> [GIVEN EXERCISE]: Within the data that follows, how many lines carry the string "screenshot"? Give the number alone.

-- GIVEN DATA start --

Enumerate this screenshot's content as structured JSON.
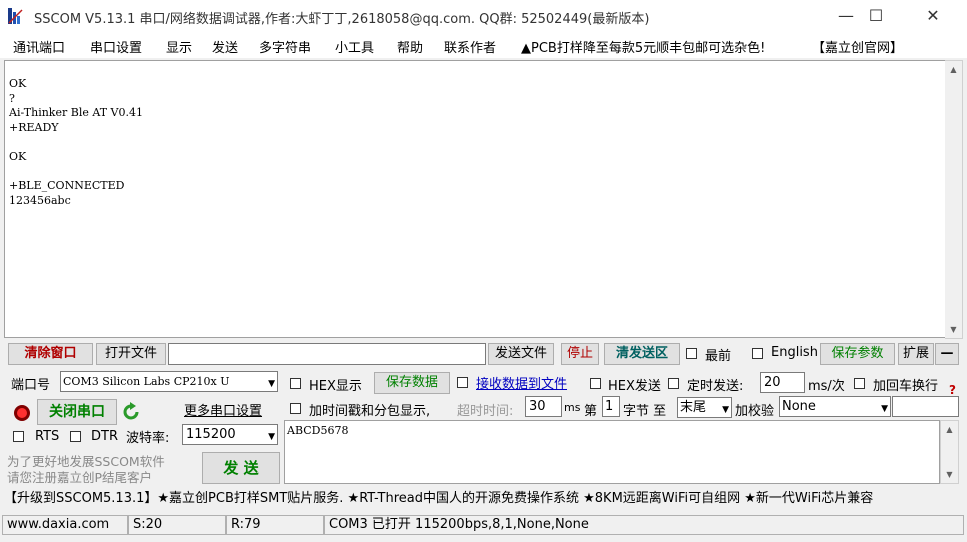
{
  "window": {
    "title": "SSCOM V5.13.1 串口/网络数据调试器,作者:大虾丁丁,2618058@qq.com. QQ群: 52502449(最新版本)",
    "minimize": "—",
    "maximize": "☐",
    "close": "✕"
  },
  "menu": [
    "通讯端口",
    "串口设置",
    "显示",
    "发送",
    "多字符串",
    "小工具",
    "帮助",
    "联系作者",
    "▲PCB打样降至每款5元顺丰包邮可选杂色!",
    "【嘉立创官网】"
  ],
  "receive": {
    "lines": [
      "OK",
      "?",
      "Ai-Thinker Ble AT V0.41",
      "+READY",
      "",
      "OK",
      "",
      "+BLE_CONNECTED",
      "123456abc"
    ]
  },
  "row1": {
    "clear_window": "清除窗口",
    "open_file": "打开文件",
    "file_path": "",
    "send_file": "发送文件",
    "stop": "停止",
    "clear_send": "清发送区",
    "last_checkbox": "最前",
    "english_checkbox": "English",
    "save_params": "保存参数",
    "expand": "扩展",
    "collapse": "—"
  },
  "port": {
    "port_label": "端口号",
    "port_value": "COM3 Silicon Labs CP210x U",
    "close_port": "关闭串口",
    "more_settings": "更多串口设置",
    "rts": "RTS",
    "dtr": "DTR",
    "baud_label": "波特率:",
    "baud_value": "115200",
    "promo_line1": "为了更好地发展SSCOM软件",
    "promo_line2": "请您注册嘉立创P结尾客户",
    "send_button": "发 送"
  },
  "options": {
    "hex_display": "HEX显示",
    "save_data": "保存数据",
    "recv_to_file": "接收数据到文件",
    "hex_send": "HEX发送",
    "timed_send": "定时发送:",
    "timed_value": "20",
    "timed_unit": "ms/次",
    "add_crlf": "加回车换行",
    "timestamp": "加时间戳和分包显示,",
    "timeout_label": "超时时间:",
    "timeout_value": "30",
    "timeout_unit": "ms",
    "byte_prefix": "第",
    "byte_index": "1",
    "byte_unit": "字节 至",
    "byte_end": "末尾",
    "checksum_label": "加校验",
    "checksum_value": "None",
    "help_mark": "?"
  },
  "send_area": {
    "text": "ABCD5678"
  },
  "ticker": "【升级到SSCOM5.13.1】★嘉立创PCB打样SMT贴片服务. ★RT-Thread中国人的开源免费操作系统 ★8KM远距离WiFi可自组网 ★新一代WiFi芯片兼容",
  "status": {
    "website": "www.daxia.com",
    "sent": "S:20",
    "received": "R:79",
    "port_status": "COM3 已打开  115200bps,8,1,None,None"
  },
  "colors": {
    "window_bg": "#f0f0f0",
    "green_text": "#008000",
    "red_text": "#b00000",
    "link_blue": "#0000c0"
  }
}
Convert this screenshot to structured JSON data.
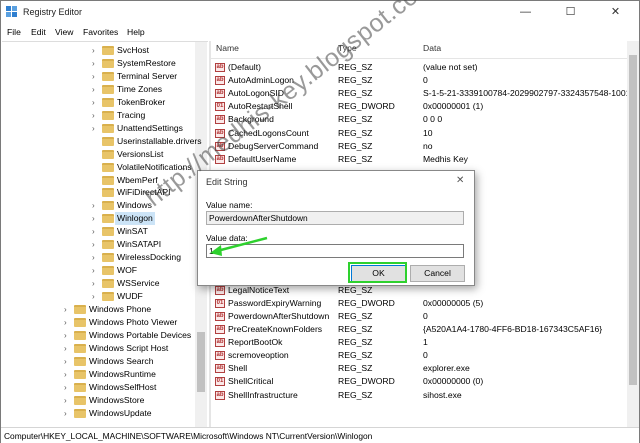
{
  "window": {
    "title": "Registry Editor",
    "minimize_glyph": "—",
    "maximize_glyph": "☐",
    "close_glyph": "✕"
  },
  "menu": [
    "File",
    "Edit",
    "View",
    "Favorites",
    "Help"
  ],
  "tree": {
    "items": [
      {
        "label": "SvcHost",
        "expand": true
      },
      {
        "label": "SystemRestore",
        "expand": true
      },
      {
        "label": "Terminal Server",
        "expand": true
      },
      {
        "label": "Time Zones",
        "expand": true
      },
      {
        "label": "TokenBroker",
        "expand": true
      },
      {
        "label": "Tracing",
        "expand": true
      },
      {
        "label": "UnattendSettings",
        "expand": true
      },
      {
        "label": "Userinstallable.drivers",
        "expand": false
      },
      {
        "label": "VersionsList",
        "expand": false
      },
      {
        "label": "VolatileNotifications",
        "expand": false
      },
      {
        "label": "WbemPerf",
        "expand": false
      },
      {
        "label": "WiFiDirectAPI",
        "expand": false
      },
      {
        "label": "Windows",
        "expand": true
      },
      {
        "label": "Winlogon",
        "expand": true,
        "selected": true
      },
      {
        "label": "WinSAT",
        "expand": true
      },
      {
        "label": "WinSATAPI",
        "expand": true
      },
      {
        "label": "WirelessDocking",
        "expand": true
      },
      {
        "label": "WOF",
        "expand": true
      },
      {
        "label": "WSService",
        "expand": true
      },
      {
        "label": "WUDF",
        "expand": true
      },
      {
        "label": "Windows Phone",
        "expand": true,
        "level": 0
      },
      {
        "label": "Windows Photo Viewer",
        "expand": true,
        "level": 0
      },
      {
        "label": "Windows Portable Devices",
        "expand": true,
        "level": 0
      },
      {
        "label": "Windows Script Host",
        "expand": true,
        "level": 0
      },
      {
        "label": "Windows Search",
        "expand": true,
        "level": 0
      },
      {
        "label": "WindowsRuntime",
        "expand": true,
        "level": 0
      },
      {
        "label": "WindowsSelfHost",
        "expand": true,
        "level": 0
      },
      {
        "label": "WindowsStore",
        "expand": true,
        "level": 0
      },
      {
        "label": "WindowsUpdate",
        "expand": true,
        "level": 0
      }
    ]
  },
  "list": {
    "headers": {
      "name": "Name",
      "type": "Type",
      "data": "Data"
    },
    "rows": [
      {
        "name": "(Default)",
        "type": "REG_SZ",
        "data": "(value not set)"
      },
      {
        "name": "AutoAdminLogon",
        "type": "REG_SZ",
        "data": "0"
      },
      {
        "name": "AutoLogonSID",
        "type": "REG_SZ",
        "data": "S-1-5-21-3339100784-2029902797-3324357548-1001"
      },
      {
        "name": "AutoRestartShell",
        "type": "REG_DWORD",
        "data": "0x00000001 (1)"
      },
      {
        "name": "Background",
        "type": "REG_SZ",
        "data": "0 0 0"
      },
      {
        "name": "CachedLogonsCount",
        "type": "REG_SZ",
        "data": "10"
      },
      {
        "name": "DebugServerCommand",
        "type": "REG_SZ",
        "data": "no"
      },
      {
        "name": "DefaultUserName",
        "type": "REG_SZ",
        "data": "Medhis Key"
      },
      {
        "name": "",
        "type": "",
        "data": "",
        "hidden": true
      },
      {
        "name": "",
        "type": "",
        "data": "",
        "hidden": true
      },
      {
        "name": "",
        "type": "",
        "data": "",
        "hidden": true
      },
      {
        "name": "",
        "type": "",
        "data": "",
        "hidden": true
      },
      {
        "name": "",
        "type": "",
        "data": "",
        "hidden": true
      },
      {
        "name": "",
        "type": "",
        "data": "",
        "hidden": true
      },
      {
        "name": "",
        "type": "",
        "data": "",
        "hidden": true
      },
      {
        "name": "",
        "type": "",
        "data": "",
        "hidden": true
      },
      {
        "name": "",
        "type": "",
        "data": "",
        "hidden": true
      },
      {
        "name": "LegalNoticeText",
        "type": "REG_SZ",
        "data": ""
      },
      {
        "name": "PasswordExpiryWarning",
        "type": "REG_DWORD",
        "data": "0x00000005 (5)"
      },
      {
        "name": "PowerdownAfterShutdown",
        "type": "REG_SZ",
        "data": "0"
      },
      {
        "name": "PreCreateKnownFolders",
        "type": "REG_SZ",
        "data": "{A520A1A4-1780-4FF6-BD18-167343C5AF16}"
      },
      {
        "name": "ReportBootOk",
        "type": "REG_SZ",
        "data": "1"
      },
      {
        "name": "scremoveoption",
        "type": "REG_SZ",
        "data": "0"
      },
      {
        "name": "Shell",
        "type": "REG_SZ",
        "data": "explorer.exe"
      },
      {
        "name": "ShellCritical",
        "type": "REG_DWORD",
        "data": "0x00000000 (0)"
      },
      {
        "name": "ShellInfrastructure",
        "type": "REG_SZ",
        "data": "sihost.exe"
      }
    ]
  },
  "status": {
    "path": "Computer\\HKEY_LOCAL_MACHINE\\SOFTWARE\\Microsoft\\Windows NT\\CurrentVersion\\Winlogon"
  },
  "dialog": {
    "title": "Edit String",
    "close_glyph": "✕",
    "value_name_label": "Value name:",
    "value_name": "PowerdownAfterShutdown",
    "value_data_label": "Value data:",
    "value_data": "1",
    "ok_label": "OK",
    "cancel_label": "Cancel"
  },
  "watermark": "http://medhis-key.blogspot.com",
  "colors": {
    "highlight": "#2ed12e",
    "selection": "#cce4f7",
    "folder": "#e8c468"
  }
}
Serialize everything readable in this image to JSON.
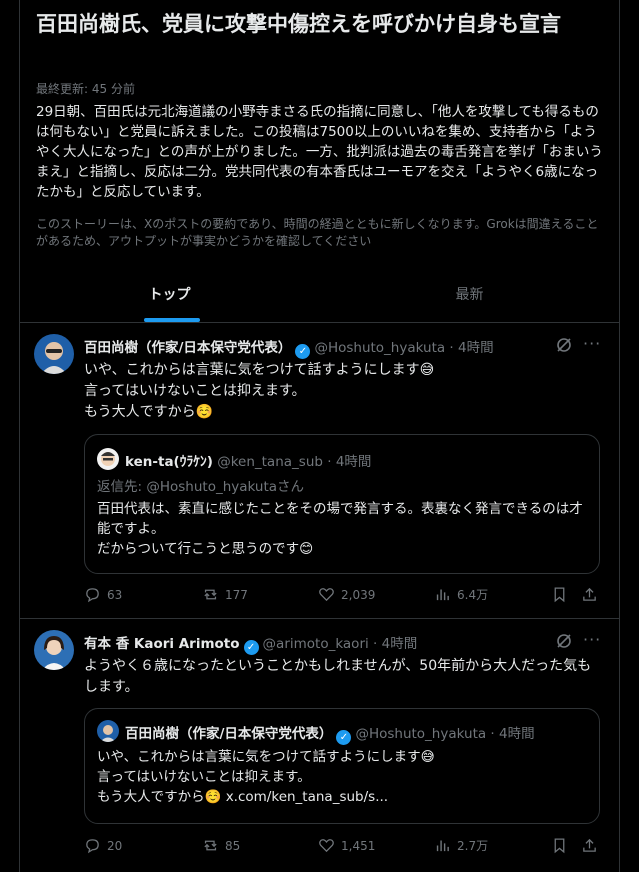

-- GIVEN DATA end --

> [FINAL ANSWER]: 2